##### Input data
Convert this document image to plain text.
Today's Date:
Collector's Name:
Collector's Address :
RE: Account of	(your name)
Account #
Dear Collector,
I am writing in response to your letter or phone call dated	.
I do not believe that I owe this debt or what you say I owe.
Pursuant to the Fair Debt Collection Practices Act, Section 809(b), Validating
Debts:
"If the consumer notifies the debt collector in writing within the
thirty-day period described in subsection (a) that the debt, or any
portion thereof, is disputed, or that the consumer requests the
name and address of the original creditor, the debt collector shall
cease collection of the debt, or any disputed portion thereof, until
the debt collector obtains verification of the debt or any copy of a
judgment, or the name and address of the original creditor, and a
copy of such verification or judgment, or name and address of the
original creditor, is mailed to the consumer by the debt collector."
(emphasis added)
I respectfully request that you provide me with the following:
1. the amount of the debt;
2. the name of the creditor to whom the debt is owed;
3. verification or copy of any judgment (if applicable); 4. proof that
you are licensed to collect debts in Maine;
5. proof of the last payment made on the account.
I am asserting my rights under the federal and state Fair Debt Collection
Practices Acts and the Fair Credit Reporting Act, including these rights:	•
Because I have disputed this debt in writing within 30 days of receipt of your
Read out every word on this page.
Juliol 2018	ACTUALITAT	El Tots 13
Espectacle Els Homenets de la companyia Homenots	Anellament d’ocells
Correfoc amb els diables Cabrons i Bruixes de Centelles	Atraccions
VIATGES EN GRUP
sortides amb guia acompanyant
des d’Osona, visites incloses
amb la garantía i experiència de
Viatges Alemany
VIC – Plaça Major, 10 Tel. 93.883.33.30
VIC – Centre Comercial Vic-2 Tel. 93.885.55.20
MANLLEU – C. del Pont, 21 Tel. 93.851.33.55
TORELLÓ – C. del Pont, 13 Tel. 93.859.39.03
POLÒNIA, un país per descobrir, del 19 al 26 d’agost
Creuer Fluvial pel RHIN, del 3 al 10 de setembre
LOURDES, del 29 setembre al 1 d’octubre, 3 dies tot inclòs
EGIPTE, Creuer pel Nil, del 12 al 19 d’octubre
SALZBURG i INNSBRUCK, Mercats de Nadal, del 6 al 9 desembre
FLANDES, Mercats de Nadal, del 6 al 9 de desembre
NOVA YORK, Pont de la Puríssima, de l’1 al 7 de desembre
##########
## Aim
Count the lines in the records above that contain the word "within", and give only that number.

## Answer for this exercise
2